### [WORK REQUIRED]
Print every record below exactly as it stands, but leave out the pictures.

### [EXERCISE INPUTS]
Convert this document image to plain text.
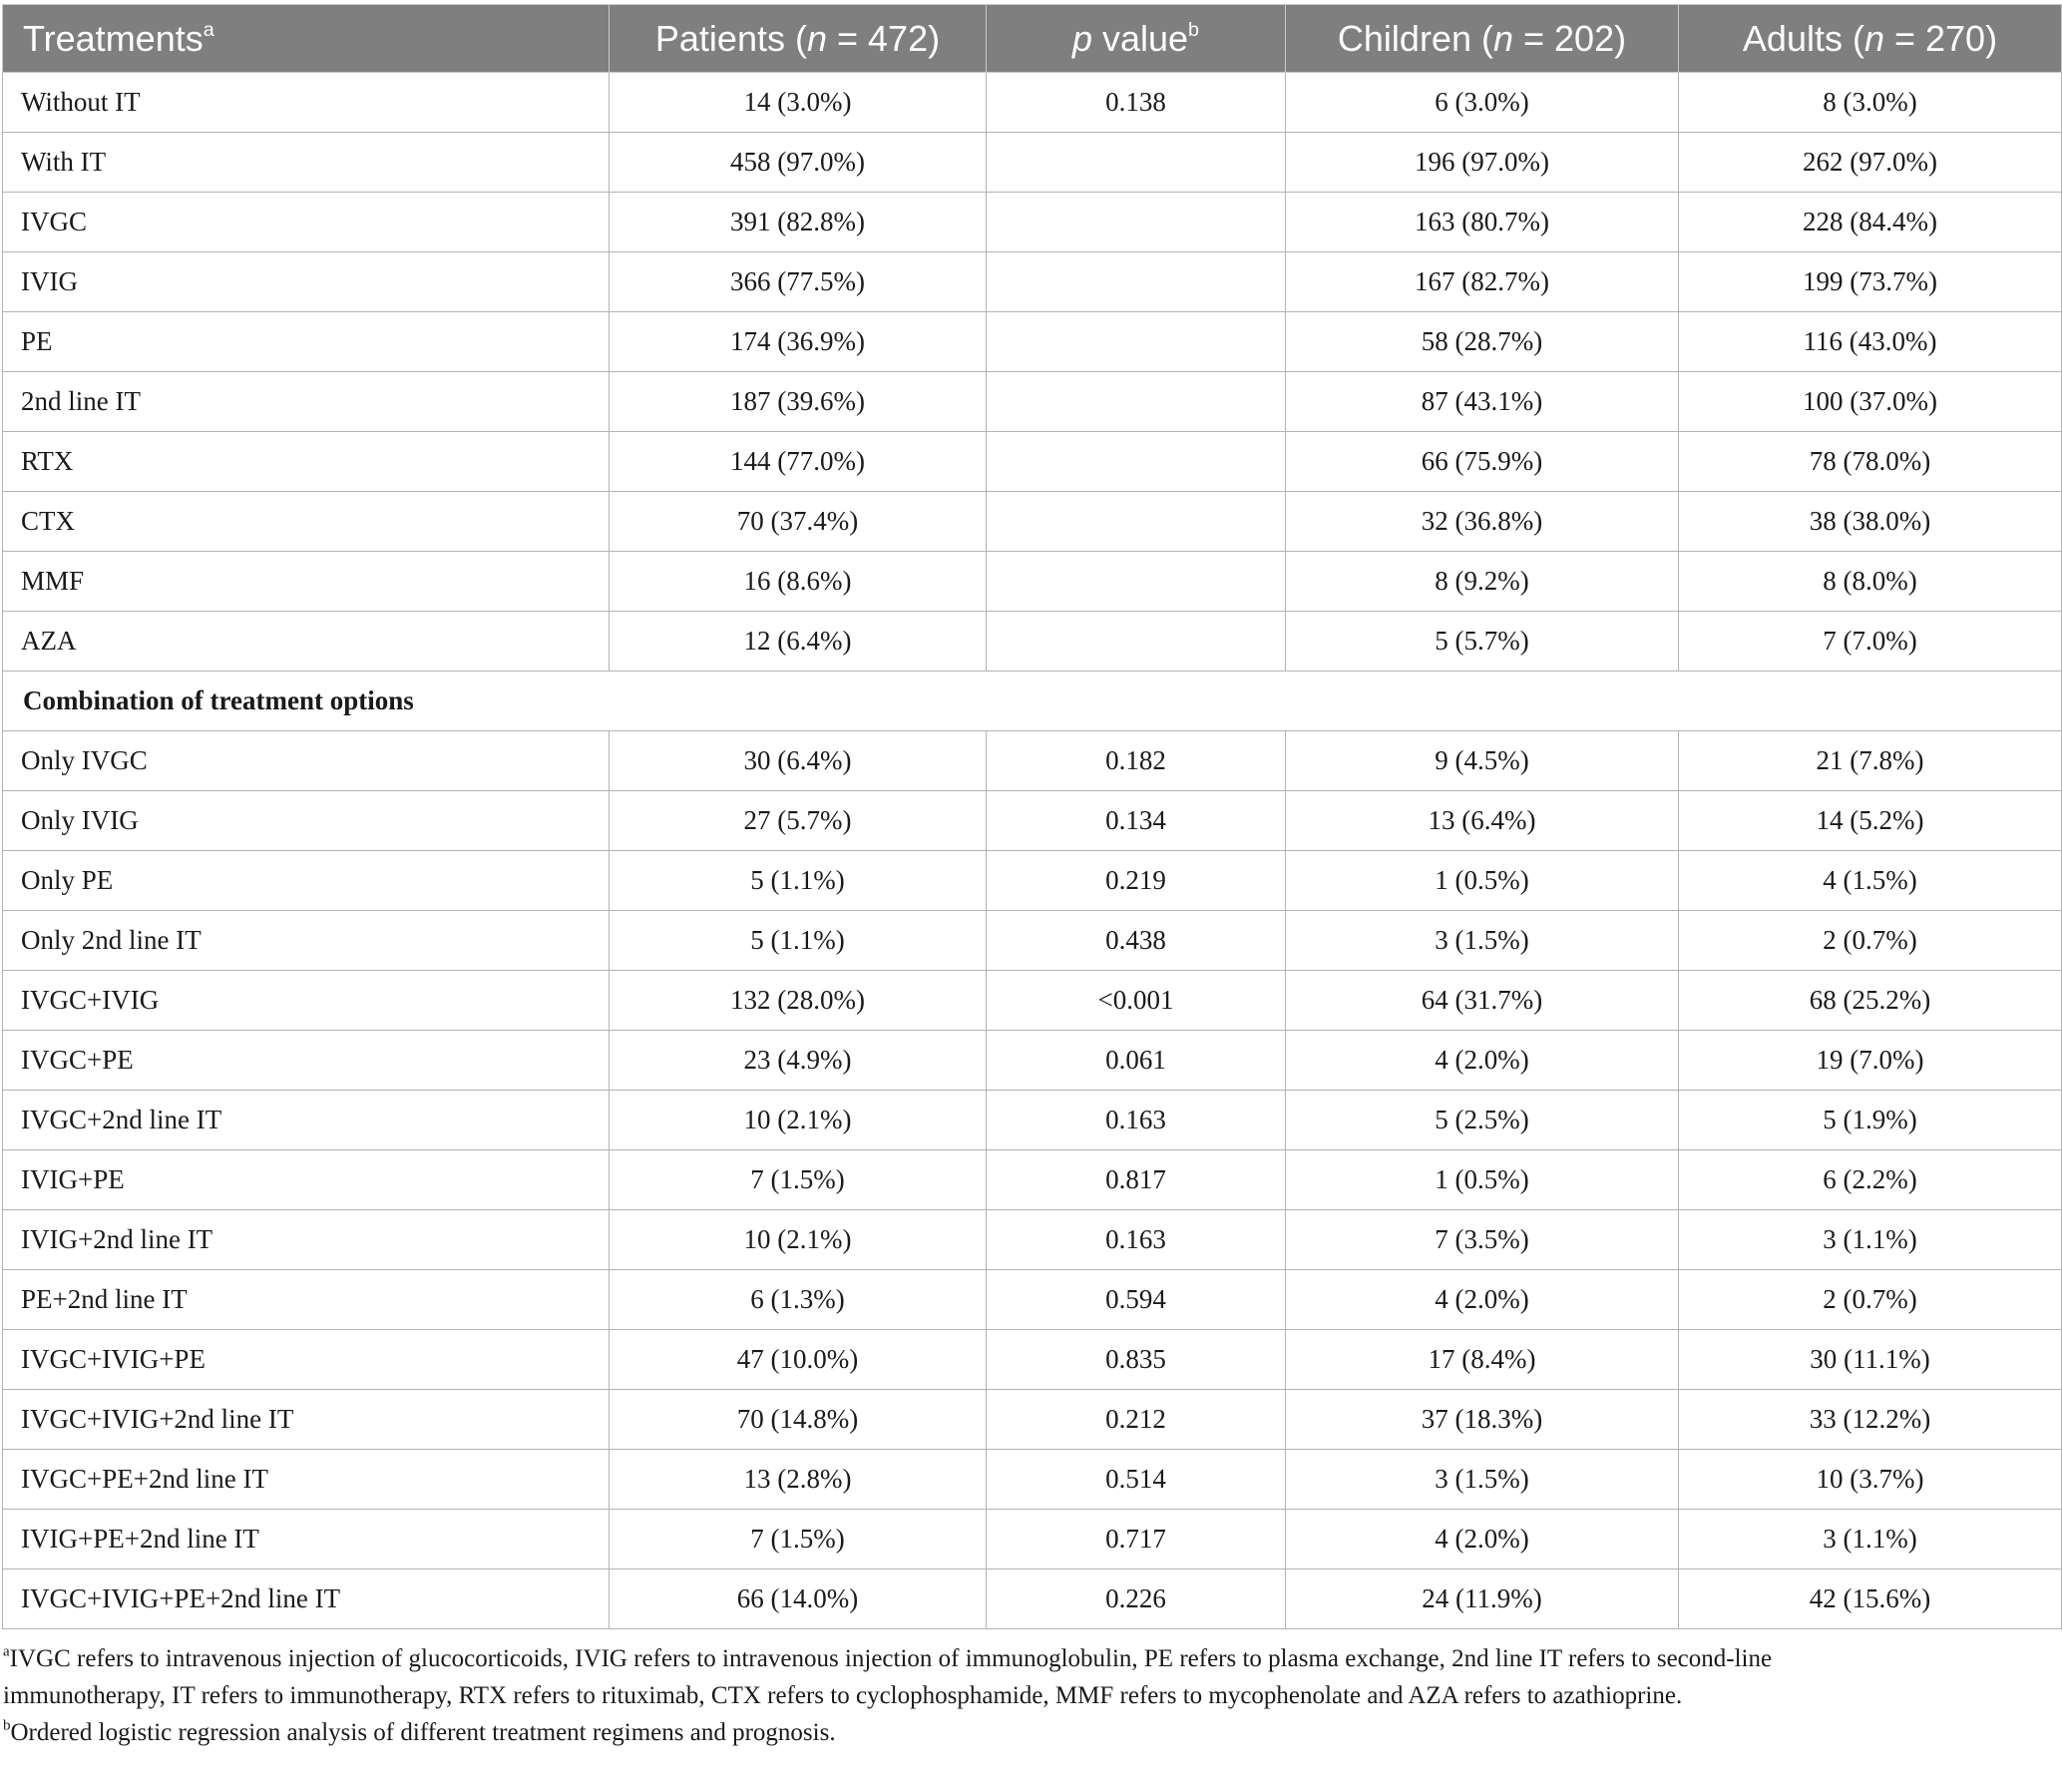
Treatments$^a$	Patients (n = 472)	p value$^b$	Children (n = 202)	Adults (n = 270)
Without IT	14 (3.0%)	0.138	6 (3.0%)	8 (3.0%)
With IT	458 (97.0%)		196 (97.0%)	262 (97.0%)
IVGC	391 (82.8%)		163 (80.7%)	228 (84.4%)
IVIG	366 (77.5%)		167 (82.7%)	199 (73.7%)
PE	174 (36.9%)		58 (28.7%)	116 (43.0%)
2nd line IT	187 (39.6%)		87 (43.1%)	100 (37.0%)
RTX	144 (77.0%)		66 (75.9%)	78 (78.0%)
CTX	70 (37.4%)		32 (36.8%)	38 (38.0%)
MMF	16 (8.6%)		8 (9.2%)	8 (8.0%)
AZA	12 (6.4%)		5 (5.7%)	7 (7.0%)
Combination of treatment options				
Only IVGC	30 (6.4%)	0.182	9 (4.5%)	21 (7.8%)
Only IVIG	27 (5.7%)	0.134	13 (6.4%)	14 (5.2%)
Only PE	5 (1.1%)	0.219	1 (0.5%)	4 (1.5%)
Only 2nd line IT	5 (1.1%)	0.438	3 (1.5%)	2 (0.7%)
IVGC+IVIG	132 (28.0%)	<0.001	64 (31.7%)	68 (25.2%)
IVGC+PE	23 (4.9%)	0.061	4 (2.0%)	19 (7.0%)
IVGC+2nd line IT	10 (2.1%)	0.163	5 (2.5%)	5 (1.9%)
IVIG+PE	7 (1.5%)	0.817	1 (0.5%)	6 (2.2%)
IVIG+2nd line IT	10 (2.1%)	0.163	7 (3.5%)	3 (1.1%)
PE+2nd line IT	6 (1.3%)	0.594	4 (2.0%)	2 (0.7%)
IVGC+IVIG+PE	47 (10.0%)	0.835	17 (8.4%)	30 (11.1%)
IVGC+IVIG+2nd line IT	70 (14.8%)	0.212	37 (18.3%)	33 (12.2%)
IVGC+PE+2nd line IT	13 (2.8%)	0.514	3 (1.5%)	10 (3.7%)
IVIG+PE+2nd line IT	7 (1.5%)	0.717	4 (2.0%)	3 (1.1%)
IVGC+IVIG+PE+2nd line IT	66 (14.0%)	0.226	24 (11.9%)	42 (15.6%)
$^a$IVGC refers to intravenous injection of glucocorticoids, IVIG refers to intravenous injection of immunoglobulin, PE refers to plasma exchange, 2nd line IT refers to second-line
immunotherapy, IT refers to immunotherapy, RTX refers to rituximab, CTX refers to cyclophosphamide, MMF refers to mycophenolate and AZA refers to azathioprine.
$^b$Ordered logistic regression analysis of different treatment regimens and prognosis.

### [REPLY TO THE TASK]
Convert this document image to plain text.
Treatments$^a$	Patients (n = 472)	p value$^b$	Children (n = 202)	Adults (n = 270)
Without IT	14 (3.0%)	0.138	6 (3.0%)	8 (3.0%)
With IT	458 (97.0%)		196 (97.0%)	262 (97.0%)
IVGC	391 (82.8%)		163 (80.7%)	228 (84.4%)
IVIG	366 (77.5%)		167 (82.7%)	199 (73.7%)
PE	174 (36.9%)		58 (28.7%)	116 (43.0%)
2nd line IT	187 (39.6%)		87 (43.1%)	100 (37.0%)
RTX	144 (77.0%)		66 (75.9%)	78 (78.0%)
CTX	70 (37.4%)		32 (36.8%)	38 (38.0%)
MMF	16 (8.6%)		8 (9.2%)	8 (8.0%)
AZA	12 (6.4%)		5 (5.7%)	7 (7.0%)
Combination of treatment options				
Only IVGC	30 (6.4%)	0.182	9 (4.5%)	21 (7.8%)
Only IVIG	27 (5.7%)	0.134	13 (6.4%)	14 (5.2%)
Only PE	5 (1.1%)	0.219	1 (0.5%)	4 (1.5%)
Only 2nd line IT	5 (1.1%)	0.438	3 (1.5%)	2 (0.7%)
IVGC+IVIG	132 (28.0%)	<0.001	64 (31.7%)	68 (25.2%)
IVGC+PE	23 (4.9%)	0.061	4 (2.0%)	19 (7.0%)
IVGC+2nd line IT	10 (2.1%)	0.163	5 (2.5%)	5 (1.9%)
IVIG+PE	7 (1.5%)	0.817	1 (0.5%)	6 (2.2%)
IVIG+2nd line IT	10 (2.1%)	0.163	7 (3.5%)	3 (1.1%)
PE+2nd line IT	6 (1.3%)	0.594	4 (2.0%)	2 (0.7%)
IVGC+IVIG+PE	47 (10.0%)	0.835	17 (8.4%)	30 (11.1%)
IVGC+IVIG+2nd line IT	70 (14.8%)	0.212	37 (18.3%)	33 (12.2%)
IVGC+PE+2nd line IT	13 (2.8%)	0.514	3 (1.5%)	10 (3.7%)
IVIG+PE+2nd line IT	7 (1.5%)	0.717	4 (2.0%)	3 (1.1%)
IVGC+IVIG+PE+2nd line IT	66 (14.0%)	0.226	24 (11.9%)	42 (15.6%)
$^a$IVGC refers to intravenous injection of glucocorticoids, IVIG refers to intravenous injection of immunoglobulin, PE refers to plasma exchange, 2nd line IT refers to second-line
immunotherapy, IT refers to immunotherapy, RTX refers to rituximab, CTX refers to cyclophosphamide, MMF refers to mycophenolate and AZA refers to azathioprine.
$^b$Ordered logistic regression analysis of different treatment regimens and prognosis.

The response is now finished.